> [INSTRUCTIONS TO FOLLOW] Without the pictures, give the entries below again exactly as written.

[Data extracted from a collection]
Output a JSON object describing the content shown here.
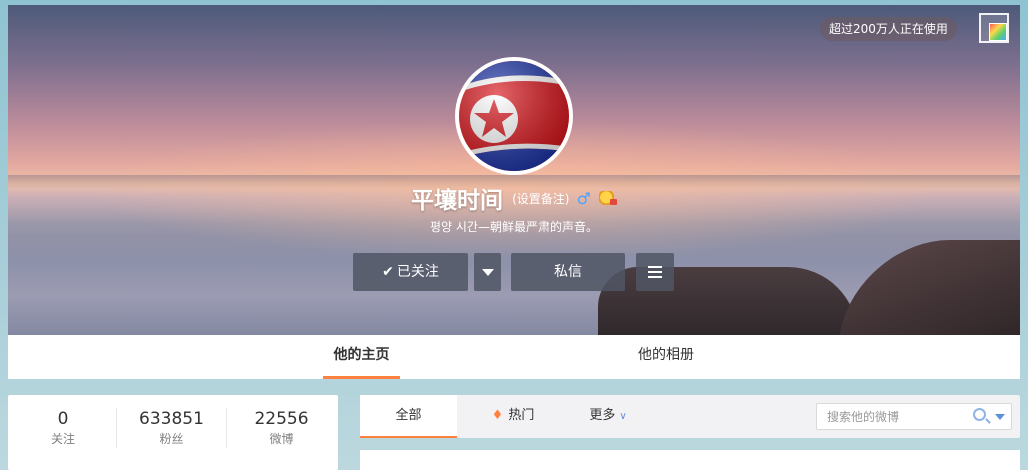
{
  "banner": {
    "users_pill": "超过200万人正在使用",
    "skin_icon": "skin-palette-icon"
  },
  "profile": {
    "name": "平壤时间",
    "remark_label": "(设置备注)",
    "gender_icon": "male-icon",
    "gender_symbol": "♂",
    "badge_icon": "vip-badge-icon",
    "bio": "평양 시간—朝鲜最严肃的声音。",
    "avatar": "north-korea-flag-avatar"
  },
  "actions": {
    "follow_label": "已关注",
    "follow_check": "✔",
    "message_label": "私信"
  },
  "tabs": [
    {
      "label": "他的主页",
      "active": true
    },
    {
      "label": "他的相册",
      "active": false
    }
  ],
  "stats": [
    {
      "value": "0",
      "label": "关注"
    },
    {
      "value": "633851",
      "label": "粉丝"
    },
    {
      "value": "22556",
      "label": "微博"
    }
  ],
  "feed": {
    "tabs": [
      {
        "label": "全部",
        "active": true
      },
      {
        "label": "热门",
        "icon": "flame-icon",
        "glyph": "🔥"
      },
      {
        "label": "更多",
        "icon": "chevron-down-icon",
        "glyph": "▼"
      }
    ],
    "search_placeholder": "搜索他的微博"
  },
  "colors": {
    "accent": "#ff8140",
    "link_blue": "#5b8fd6",
    "button_bg": "#505664"
  }
}
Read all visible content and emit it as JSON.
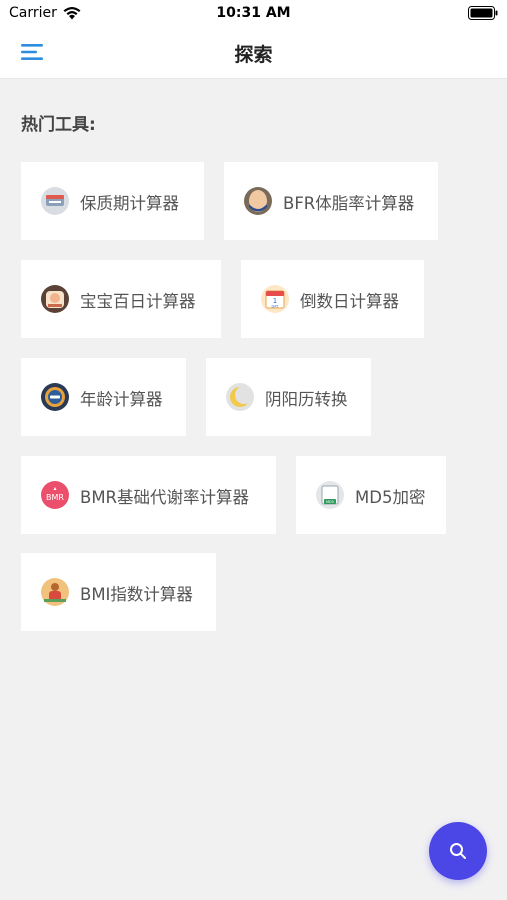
{
  "status_bar": {
    "carrier": "Carrier",
    "time": "10:31 AM"
  },
  "nav": {
    "title": "探索",
    "menu_icon": "hamburger-menu-icon"
  },
  "section": {
    "title": "热门工具:"
  },
  "tools": [
    {
      "label": "保质期计算器",
      "icon": "shelf-life-icon"
    },
    {
      "label": "BFR体脂率计算器",
      "icon": "body-fat-icon"
    },
    {
      "label": "宝宝百日计算器",
      "icon": "baby-icon"
    },
    {
      "label": "倒数日计算器",
      "icon": "calendar-icon",
      "icon_text": "1",
      "icon_subtext": "DAY"
    },
    {
      "label": "年龄计算器",
      "icon": "age-icon"
    },
    {
      "label": "阴阳历转换",
      "icon": "moon-icon"
    },
    {
      "label": "BMR基础代谢率计算器",
      "icon": "bmr-icon",
      "icon_text": "BMR"
    },
    {
      "label": "MD5加密",
      "icon": "md5-icon",
      "icon_text": "MD5"
    },
    {
      "label": "BMI指数计算器",
      "icon": "bmi-icon"
    }
  ],
  "fab": {
    "icon": "search-icon"
  },
  "colors": {
    "accent": "#4b46e6",
    "menu": "#2f8cde",
    "background": "#f1f1f2"
  }
}
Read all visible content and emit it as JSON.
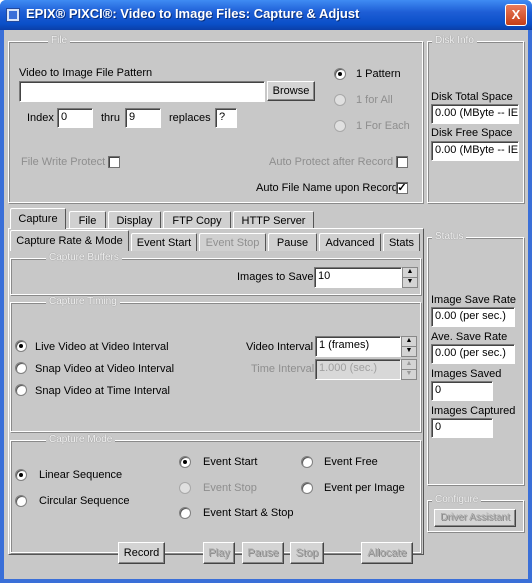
{
  "window": {
    "title": "EPIX® PIXCI®: Video to Image Files: Capture & Adjust",
    "close_glyph": "X"
  },
  "file_group": {
    "legend": "File",
    "pattern_label": "Video to Image File Pattern",
    "pattern_value": "",
    "browse_label": "Browse",
    "index_label": "Index",
    "index_value": "0",
    "thru_label": "thru",
    "thru_value": "9",
    "replaces_label": "replaces",
    "replaces_value": "?",
    "radio_1_pattern": "1 Pattern",
    "radio_1_for_all": "1 for All",
    "radio_1_for_each": "1 For Each",
    "write_protect_label": "File Write Protect",
    "auto_protect_label": "Auto Protect after Record",
    "auto_name_label": "Auto File Name upon Record",
    "auto_name_checked": "✓"
  },
  "disk_info": {
    "legend": "Disk Info",
    "total_label": "Disk Total Space",
    "total_value": "0.00 (MByte -- IE",
    "free_label": "Disk Free Space",
    "free_value": "0.00 (MByte -- IE"
  },
  "main_tabs": [
    "Capture",
    "File",
    "Display",
    "FTP Copy",
    "HTTP Server"
  ],
  "sub_tabs": [
    "Capture Rate & Mode",
    "Event Start",
    "Event Stop",
    "Pause",
    "Advanced",
    "Stats"
  ],
  "capture_buffers": {
    "legend": "Capture Buffers",
    "images_label": "Images to Save",
    "images_value": "10"
  },
  "capture_timing": {
    "legend": "Capture Timing",
    "live_label": "Live Video at Video Interval",
    "snap_video_label": "Snap Video at Video Interval",
    "snap_time_label": "Snap Video at Time Interval",
    "video_interval_label": "Video Interval",
    "video_interval_value": "1 (frames)",
    "time_interval_label": "Time Interval",
    "time_interval_value": "1.000 (sec.)"
  },
  "capture_mode": {
    "legend": "Capture Mode",
    "linear_label": "Linear Sequence",
    "circular_label": "Circular Sequence",
    "event_start_label": "Event Start",
    "event_stop_label": "Event Stop",
    "event_start_stop_label": "Event Start & Stop",
    "event_free_label": "Event Free",
    "event_per_image_label": "Event per Image"
  },
  "status": {
    "legend": "Status",
    "save_rate_label": "Image Save Rate",
    "save_rate_value": "0.00 (per sec.)",
    "ave_rate_label": "Ave. Save Rate",
    "ave_rate_value": "0.00 (per sec.)",
    "saved_label": "Images Saved",
    "saved_value": "0",
    "captured_label": "Images Captured",
    "captured_value": "0"
  },
  "configure": {
    "legend": "Configure",
    "driver_assistant_label": "Driver Assistant"
  },
  "footer": {
    "record_label": "Record",
    "play_label": "Play",
    "pause_label": "Pause",
    "stop_label": "Stop",
    "allocate_label": "Allocate"
  },
  "spin_up_glyph": "▲",
  "spin_down_glyph": "▼"
}
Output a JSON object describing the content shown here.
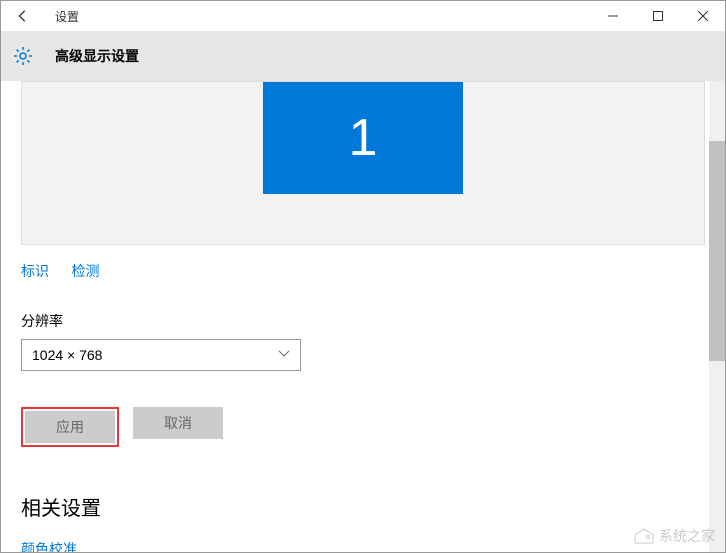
{
  "window": {
    "title": "设置"
  },
  "header": {
    "title": "高级显示设置"
  },
  "monitor": {
    "number": "1"
  },
  "links": {
    "identify": "标识",
    "detect": "检测"
  },
  "resolution": {
    "label": "分辨率",
    "value": "1024 × 768"
  },
  "buttons": {
    "apply": "应用",
    "cancel": "取消"
  },
  "related": {
    "heading": "相关设置",
    "color_calibration": "颜色校准"
  },
  "watermark": {
    "text": "系统之家"
  }
}
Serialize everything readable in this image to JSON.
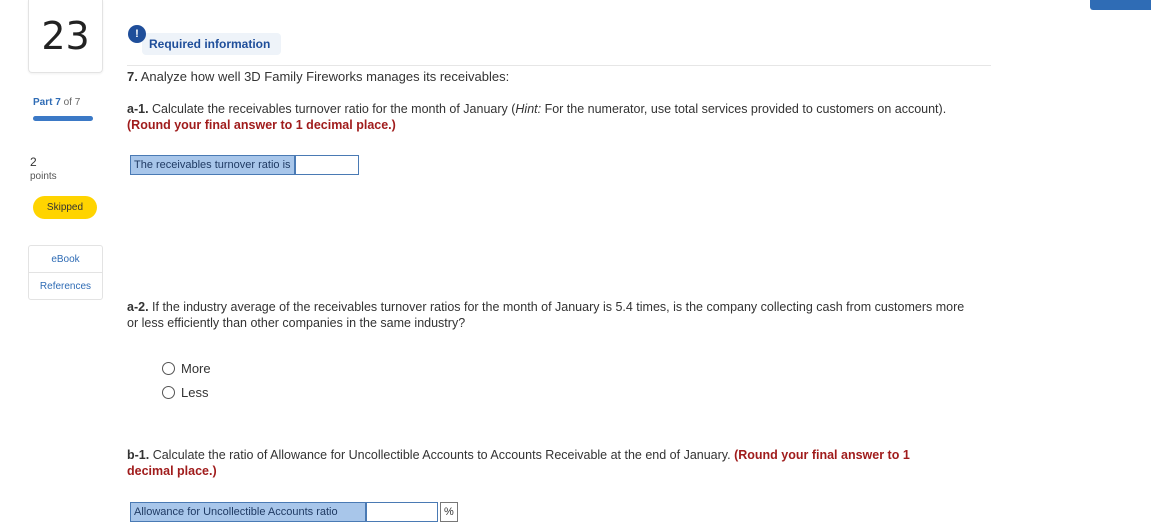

> [SOLUTION TO THE EXERCISE]
Output a JSON object describing the content shown here.
{
  "banner": {
    "users_pill": "超过200万人正在使用",
    "skin_icon": "skin-palette-icon"
  },
  "profile": {
    "name": "平壤时间",
    "remark_label": "(设置备注)",
    "gender_icon": "male-icon",
    "gender_symbol": "♂",
    "badge_icon": "vip-badge-icon",
    "bio": "평양 시간—朝鲜最严肃的声音。",
    "avatar": "north-korea-flag-avatar"
  },
  "actions": {
    "follow_label": "已关注",
    "follow_check": "✔",
    "message_label": "私信"
  },
  "tabs": [
    {
      "label": "他的主页",
      "active": true
    },
    {
      "label": "他的相册",
      "active": false
    }
  ],
  "stats": [
    {
      "value": "0",
      "label": "关注"
    },
    {
      "value": "633851",
      "label": "粉丝"
    },
    {
      "value": "22556",
      "label": "微博"
    }
  ],
  "feed": {
    "tabs": [
      {
        "label": "全部",
        "active": true
      },
      {
        "label": "热门",
        "icon": "flame-icon",
        "glyph": "🔥"
      },
      {
        "label": "更多",
        "icon": "chevron-down-icon",
        "glyph": "▼"
      }
    ],
    "search_placeholder": "搜索他的微博"
  },
  "colors": {
    "accent": "#ff8140",
    "link_blue": "#5b8fd6",
    "button_bg": "#505664"
  }
}
Read all visible content and emit it as JSON.
{
  "status_bar": {
    "carrier": "Carrier",
    "time": "10:31 AM"
  },
  "nav": {
    "title": "探索",
    "menu_icon": "hamburger-menu-icon"
  },
  "section": {
    "title": "热门工具:"
  },
  "tools": [
    {
      "label": "保质期计算器",
      "icon": "shelf-life-icon"
    },
    {
      "label": "BFR体脂率计算器",
      "icon": "body-fat-icon"
    },
    {
      "label": "宝宝百日计算器",
      "icon": "baby-icon"
    },
    {
      "label": "倒数日计算器",
      "icon": "calendar-icon",
      "icon_text": "1",
      "icon_subtext": "DAY"
    },
    {
      "label": "年龄计算器",
      "icon": "age-icon"
    },
    {
      "label": "阴阳历转换",
      "icon": "moon-icon"
    },
    {
      "label": "BMR基础代谢率计算器",
      "icon": "bmr-icon",
      "icon_text": "BMR"
    },
    {
      "label": "MD5加密",
      "icon": "md5-icon",
      "icon_text": "MD5"
    },
    {
      "label": "BMI指数计算器",
      "icon": "bmi-icon"
    }
  ],
  "fab": {
    "icon": "search-icon"
  },
  "colors": {
    "accent": "#4b46e6",
    "menu": "#2f8cde",
    "background": "#f1f1f2"
  }
}
Read all visible content and emit it as JSON.
{
  "window": {
    "title": "EPIX® PIXCI®: Video to Image Files: Capture & Adjust",
    "close_glyph": "X"
  },
  "file_group": {
    "legend": "File",
    "pattern_label": "Video to Image File Pattern",
    "pattern_value": "",
    "browse_label": "Browse",
    "index_label": "Index",
    "index_value": "0",
    "thru_label": "thru",
    "thru_value": "9",
    "replaces_label": "replaces",
    "replaces_value": "?",
    "radio_1_pattern": "1 Pattern",
    "radio_1_for_all": "1 for All",
    "radio_1_for_each": "1 For Each",
    "write_protect_label": "File Write Protect",
    "auto_protect_label": "Auto Protect after Record",
    "auto_name_label": "Auto File Name upon Record",
    "auto_name_checked": "✓"
  },
  "disk_info": {
    "legend": "Disk Info",
    "total_label": "Disk Total Space",
    "total_value": "0.00 (MByte -- IE",
    "free_label": "Disk Free Space",
    "free_value": "0.00 (MByte -- IE"
  },
  "main_tabs": [
    "Capture",
    "File",
    "Display",
    "FTP Copy",
    "HTTP Server"
  ],
  "sub_tabs": [
    "Capture Rate & Mode",
    "Event Start",
    "Event Stop",
    "Pause",
    "Advanced",
    "Stats"
  ],
  "capture_buffers": {
    "legend": "Capture Buffers",
    "images_label": "Images to Save",
    "images_value": "10"
  },
  "capture_timing": {
    "legend": "Capture Timing",
    "live_label": "Live Video at Video Interval",
    "snap_video_label": "Snap Video at Video Interval",
    "snap_time_label": "Snap Video at Time Interval",
    "video_interval_label": "Video Interval",
    "video_interval_value": "1 (frames)",
    "time_interval_label": "Time Interval",
    "time_interval_value": "1.000 (sec.)"
  },
  "capture_mode": {
    "legend": "Capture Mode",
    "linear_label": "Linear Sequence",
    "circular_label": "Circular Sequence",
    "event_start_label": "Event Start",
    "event_stop_label": "Event Stop",
    "event_start_stop_label": "Event Start & Stop",
    "event_free_label": "Event Free",
    "event_per_image_label": "Event per Image"
  },
  "status": {
    "legend": "Status",
    "save_rate_label": "Image Save Rate",
    "save_rate_value": "0.00 (per sec.)",
    "ave_rate_label": "Ave. Save Rate",
    "ave_rate_value": "0.00 (per sec.)",
    "saved_label": "Images Saved",
    "saved_value": "0",
    "captured_label": "Images Captured",
    "captured_value": "0"
  },
  "configure": {
    "legend": "Configure",
    "driver_assistant_label": "Driver Assistant"
  },
  "footer": {
    "record_label": "Record",
    "play_label": "Play",
    "pause_label": "Pause",
    "stop_label": "Stop",
    "allocate_label": "Allocate"
  },
  "spin_up_glyph": "▲",
  "spin_down_glyph": "▼"
}
Output a JSON object describing the content shown here.
{
  "window": {
    "title": "设置"
  },
  "header": {
    "title": "高级显示设置"
  },
  "monitor": {
    "number": "1"
  },
  "links": {
    "identify": "标识",
    "detect": "检测"
  },
  "resolution": {
    "label": "分辨率",
    "value": "1024 × 768"
  },
  "buttons": {
    "apply": "应用",
    "cancel": "取消"
  },
  "related": {
    "heading": "相关设置",
    "color_calibration": "颜色校准"
  },
  "watermark": {
    "text": "系统之家"
  }
}
Serialize everything readable in this image to JSON.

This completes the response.